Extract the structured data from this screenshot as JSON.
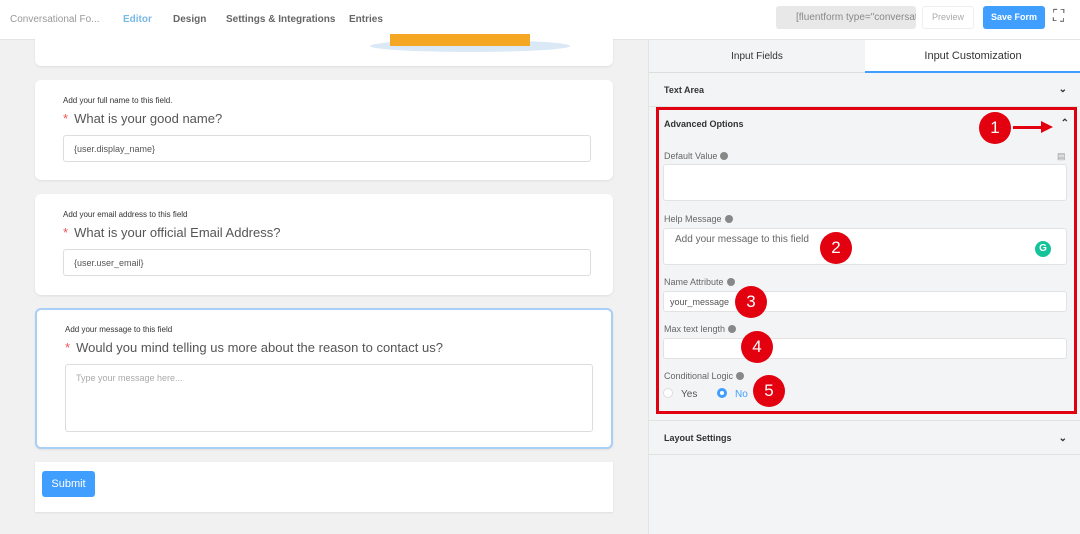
{
  "header": {
    "breadcrumb": "Conversational Fo...",
    "tabs": [
      "Editor",
      "Design",
      "Settings & Integrations",
      "Entries"
    ],
    "shortcode": "[fluentform type=\"conversational\"",
    "preview": "Preview",
    "save": "Save Form"
  },
  "form": {
    "fields": [
      {
        "help": "Add your full name to this field.",
        "question": "What is your good name?",
        "value": "{user.display_name}"
      },
      {
        "help": "Add your email address to this field",
        "question": "What is your official Email Address?",
        "value": "{user.user_email}"
      },
      {
        "help": "Add your message to this field",
        "question": "Would you mind telling us more about the reason to contact us?",
        "placeholder": "Type your message here..."
      }
    ],
    "required_mark": "*",
    "submit": "Submit"
  },
  "panel": {
    "tabs": [
      "Input Fields",
      "Input Customization"
    ],
    "text_area": "Text Area",
    "advanced": "Advanced Options",
    "default_value": "Default Value",
    "help_message": "Help Message",
    "help_value": "Add your message to this field",
    "name_attribute": "Name Attribute",
    "name_value": "your_message",
    "max_length": "Max text length",
    "conditional": "Conditional Logic",
    "yes": "Yes",
    "no": "No",
    "conditional_selected": "No",
    "layout": "Layout Settings"
  },
  "annotations": [
    "1",
    "2",
    "3",
    "4",
    "5"
  ],
  "colors": {
    "accent": "#409eff",
    "annotation": "#e3000f"
  }
}
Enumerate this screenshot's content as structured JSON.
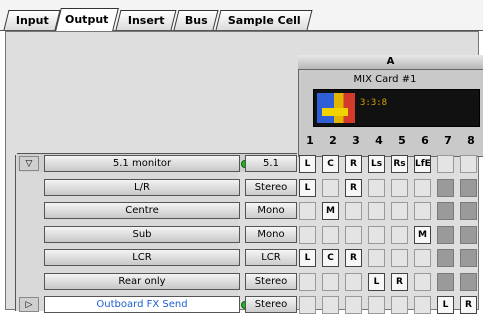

→ **Description of the task**
Leave the pictures out and write out every entry exactly as given.

→ **Answer**
Extract the structured data from this screenshot as JSON.
{
  "header": {
    "breadcrumb": "Conversational Fo...",
    "tabs": [
      "Editor",
      "Design",
      "Settings & Integrations",
      "Entries"
    ],
    "shortcode": "[fluentform type=\"conversational\"",
    "preview": "Preview",
    "save": "Save Form"
  },
  "form": {
    "fields": [
      {
        "help": "Add your full name to this field.",
        "question": "What is your good name?",
        "value": "{user.display_name}"
      },
      {
        "help": "Add your email address to this field",
        "question": "What is your official Email Address?",
        "value": "{user.user_email}"
      },
      {
        "help": "Add your message to this field",
        "question": "Would you mind telling us more about the reason to contact us?",
        "placeholder": "Type your message here..."
      }
    ],
    "required_mark": "*",
    "submit": "Submit"
  },
  "panel": {
    "tabs": [
      "Input Fields",
      "Input Customization"
    ],
    "text_area": "Text Area",
    "advanced": "Advanced Options",
    "default_value": "Default Value",
    "help_message": "Help Message",
    "help_value": "Add your message to this field",
    "name_attribute": "Name Attribute",
    "name_value": "your_message",
    "max_length": "Max text length",
    "conditional": "Conditional Logic",
    "yes": "Yes",
    "no": "No",
    "conditional_selected": "No",
    "layout": "Layout Settings"
  },
  "annotations": [
    "1",
    "2",
    "3",
    "4",
    "5"
  ],
  "colors": {
    "accent": "#409eff",
    "annotation": "#e3000f"
  }
}
Enumerate this screenshot's content as structured JSON.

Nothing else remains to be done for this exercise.